==== Input data
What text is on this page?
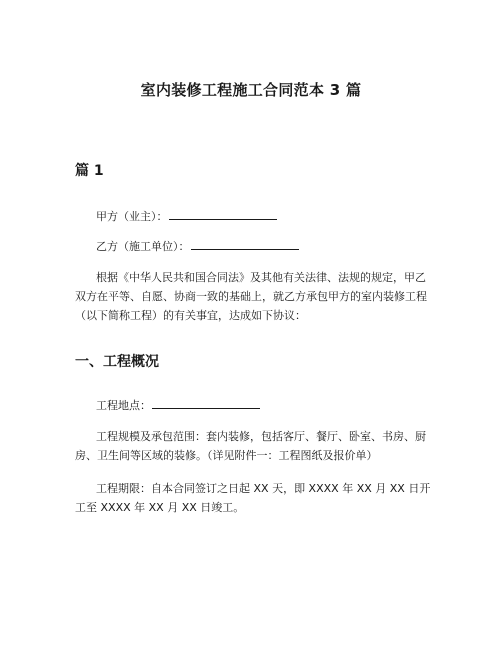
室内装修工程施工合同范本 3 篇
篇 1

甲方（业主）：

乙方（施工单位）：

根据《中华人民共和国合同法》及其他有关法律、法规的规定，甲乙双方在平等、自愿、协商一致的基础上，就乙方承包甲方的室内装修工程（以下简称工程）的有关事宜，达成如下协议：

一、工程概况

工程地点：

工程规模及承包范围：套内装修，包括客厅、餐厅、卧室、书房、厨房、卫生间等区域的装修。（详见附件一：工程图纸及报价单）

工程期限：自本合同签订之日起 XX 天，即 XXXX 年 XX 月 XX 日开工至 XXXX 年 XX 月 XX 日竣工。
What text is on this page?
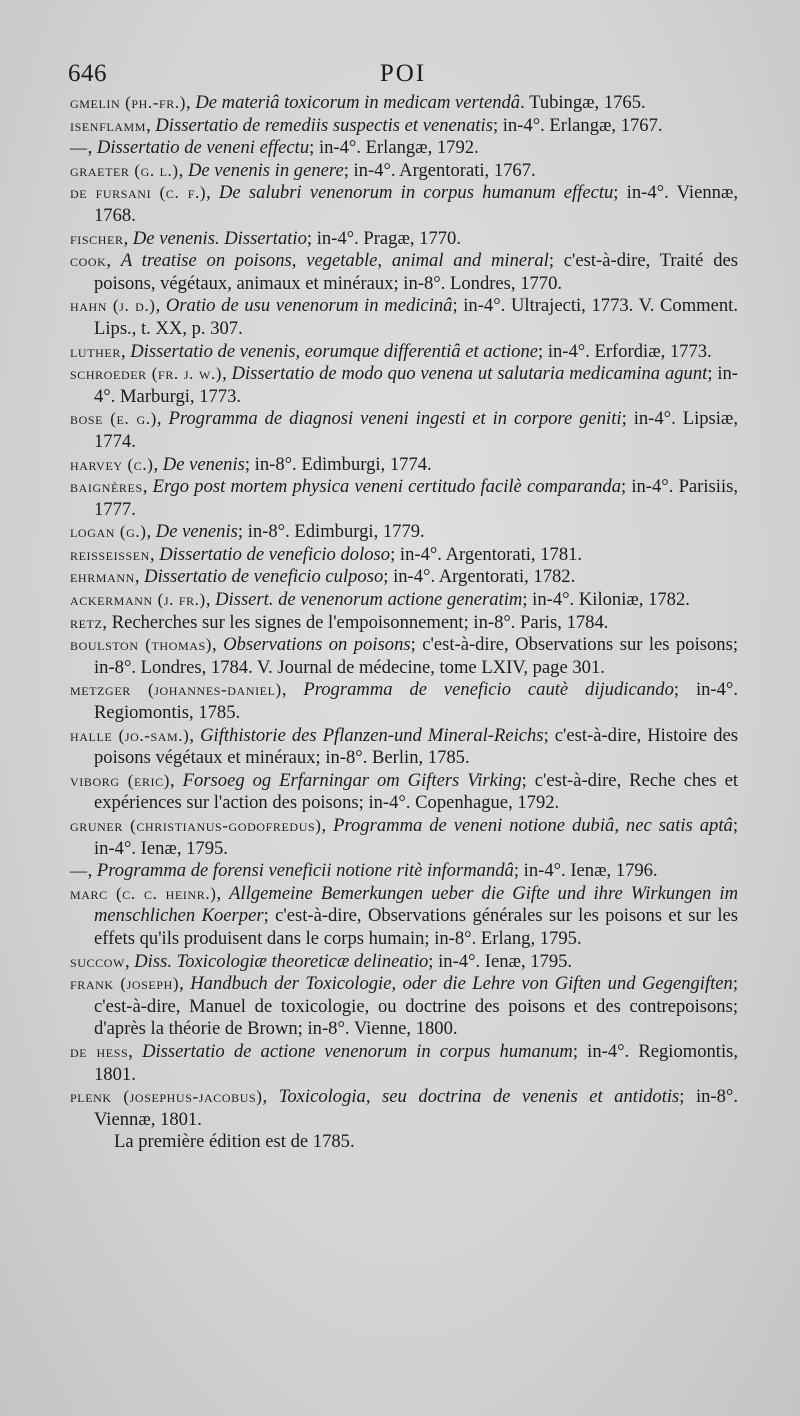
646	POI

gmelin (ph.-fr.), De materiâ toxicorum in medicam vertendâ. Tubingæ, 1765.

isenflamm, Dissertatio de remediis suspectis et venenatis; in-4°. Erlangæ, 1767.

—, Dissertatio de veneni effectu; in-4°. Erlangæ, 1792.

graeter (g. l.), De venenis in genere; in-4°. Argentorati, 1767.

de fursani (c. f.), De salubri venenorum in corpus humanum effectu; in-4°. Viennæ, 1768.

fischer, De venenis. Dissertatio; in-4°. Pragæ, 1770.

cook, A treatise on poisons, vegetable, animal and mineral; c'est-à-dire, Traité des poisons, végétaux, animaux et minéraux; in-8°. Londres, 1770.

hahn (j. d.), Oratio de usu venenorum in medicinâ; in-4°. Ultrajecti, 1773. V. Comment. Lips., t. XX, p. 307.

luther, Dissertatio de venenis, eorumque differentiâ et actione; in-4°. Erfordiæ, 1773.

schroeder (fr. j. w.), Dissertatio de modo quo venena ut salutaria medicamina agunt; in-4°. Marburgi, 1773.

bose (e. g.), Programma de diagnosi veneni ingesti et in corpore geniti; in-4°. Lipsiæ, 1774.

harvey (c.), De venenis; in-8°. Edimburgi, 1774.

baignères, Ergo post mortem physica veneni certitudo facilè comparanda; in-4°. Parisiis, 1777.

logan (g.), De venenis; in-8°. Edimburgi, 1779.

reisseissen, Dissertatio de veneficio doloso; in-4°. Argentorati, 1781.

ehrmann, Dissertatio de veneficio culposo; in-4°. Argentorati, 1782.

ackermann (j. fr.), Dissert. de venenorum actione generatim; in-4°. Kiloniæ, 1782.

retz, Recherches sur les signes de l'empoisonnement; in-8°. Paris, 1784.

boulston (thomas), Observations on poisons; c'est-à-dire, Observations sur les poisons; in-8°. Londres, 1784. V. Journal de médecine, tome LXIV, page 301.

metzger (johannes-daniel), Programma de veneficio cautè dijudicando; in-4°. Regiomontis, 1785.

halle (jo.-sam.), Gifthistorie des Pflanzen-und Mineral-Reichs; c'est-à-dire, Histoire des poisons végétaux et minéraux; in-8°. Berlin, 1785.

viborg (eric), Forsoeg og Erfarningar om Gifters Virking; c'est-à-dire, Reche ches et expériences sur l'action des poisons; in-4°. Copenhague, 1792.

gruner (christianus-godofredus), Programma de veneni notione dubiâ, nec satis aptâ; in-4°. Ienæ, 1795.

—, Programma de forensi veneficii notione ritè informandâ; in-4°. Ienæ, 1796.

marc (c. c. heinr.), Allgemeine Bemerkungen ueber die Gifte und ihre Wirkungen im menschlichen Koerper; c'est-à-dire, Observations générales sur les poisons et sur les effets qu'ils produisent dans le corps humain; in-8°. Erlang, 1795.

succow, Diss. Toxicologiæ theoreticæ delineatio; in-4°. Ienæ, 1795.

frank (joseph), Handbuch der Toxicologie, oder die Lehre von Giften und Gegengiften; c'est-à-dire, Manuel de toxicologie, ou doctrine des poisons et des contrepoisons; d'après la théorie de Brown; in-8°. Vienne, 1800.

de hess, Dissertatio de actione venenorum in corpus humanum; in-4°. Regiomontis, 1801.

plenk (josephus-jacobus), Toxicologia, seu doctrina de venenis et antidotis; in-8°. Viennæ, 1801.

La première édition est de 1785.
========
==== Input data
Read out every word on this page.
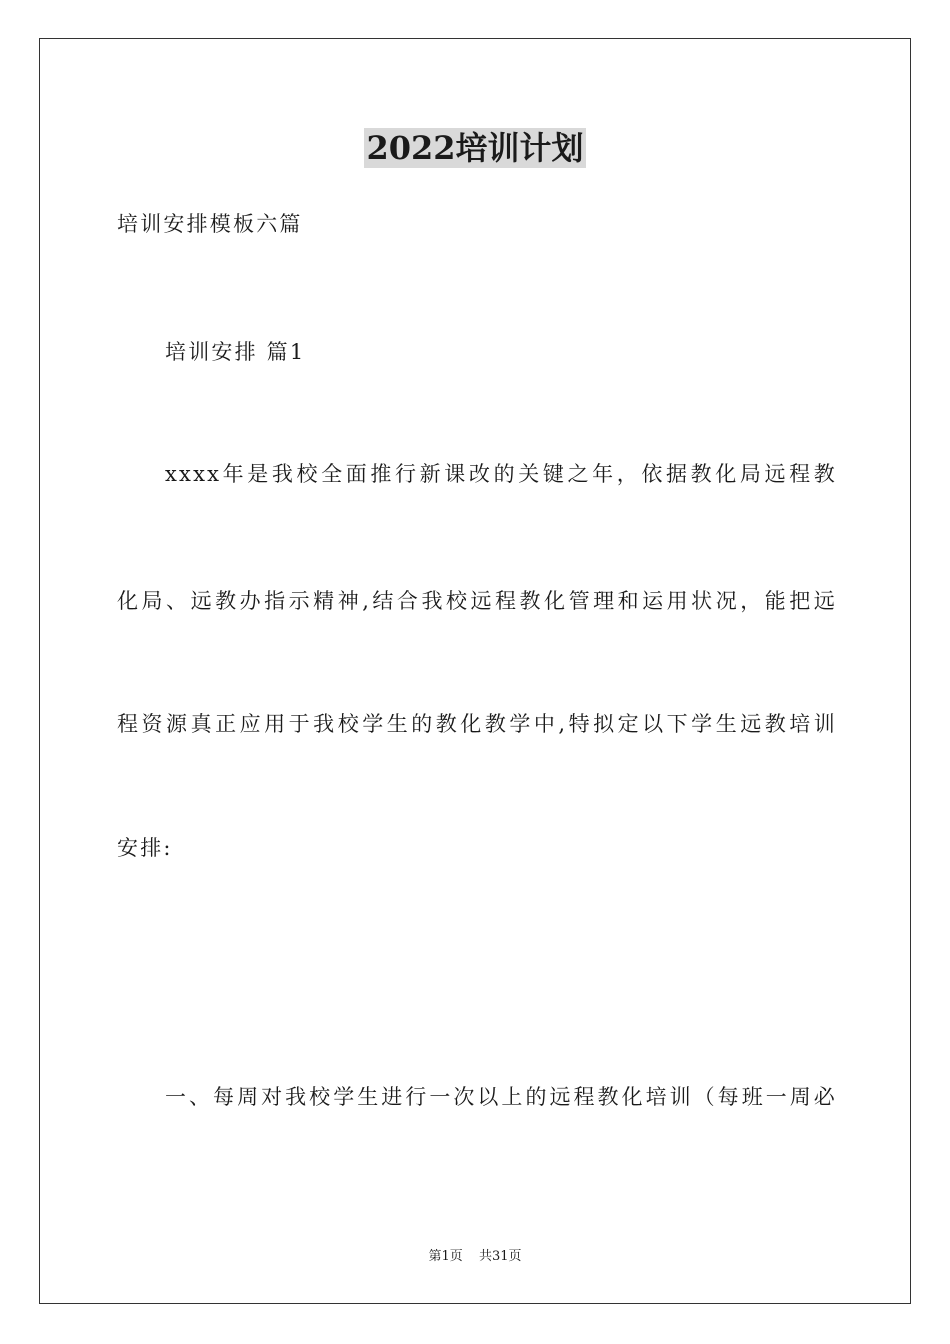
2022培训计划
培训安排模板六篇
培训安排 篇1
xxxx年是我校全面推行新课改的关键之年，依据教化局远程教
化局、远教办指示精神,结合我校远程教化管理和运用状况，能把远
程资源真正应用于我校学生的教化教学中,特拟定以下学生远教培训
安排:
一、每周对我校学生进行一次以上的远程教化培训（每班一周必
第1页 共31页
========
==== Input data
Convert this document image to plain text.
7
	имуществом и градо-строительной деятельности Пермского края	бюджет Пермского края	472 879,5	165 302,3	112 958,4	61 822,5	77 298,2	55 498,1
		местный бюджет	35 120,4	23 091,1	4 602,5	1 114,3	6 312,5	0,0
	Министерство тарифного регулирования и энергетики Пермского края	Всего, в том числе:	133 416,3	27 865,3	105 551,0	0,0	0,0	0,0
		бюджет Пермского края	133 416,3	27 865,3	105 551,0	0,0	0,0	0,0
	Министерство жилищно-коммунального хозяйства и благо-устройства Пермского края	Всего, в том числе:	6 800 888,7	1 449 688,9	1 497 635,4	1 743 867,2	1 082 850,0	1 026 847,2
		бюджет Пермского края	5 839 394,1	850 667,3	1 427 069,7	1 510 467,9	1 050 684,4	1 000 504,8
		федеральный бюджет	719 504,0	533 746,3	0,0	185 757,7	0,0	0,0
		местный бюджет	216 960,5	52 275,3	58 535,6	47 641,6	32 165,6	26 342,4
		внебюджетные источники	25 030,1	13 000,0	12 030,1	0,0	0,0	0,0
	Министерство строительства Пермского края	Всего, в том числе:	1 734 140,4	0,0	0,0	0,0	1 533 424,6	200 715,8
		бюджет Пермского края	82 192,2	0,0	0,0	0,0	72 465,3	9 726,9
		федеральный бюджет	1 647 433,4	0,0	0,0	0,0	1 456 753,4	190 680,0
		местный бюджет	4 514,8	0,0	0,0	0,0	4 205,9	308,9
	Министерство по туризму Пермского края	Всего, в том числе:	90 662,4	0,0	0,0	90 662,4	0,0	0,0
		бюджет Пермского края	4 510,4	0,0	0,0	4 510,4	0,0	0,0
========
**Work to do**
How many of the lines above include the string "Всего"? Reply with the number by itself.

**Written answer**
4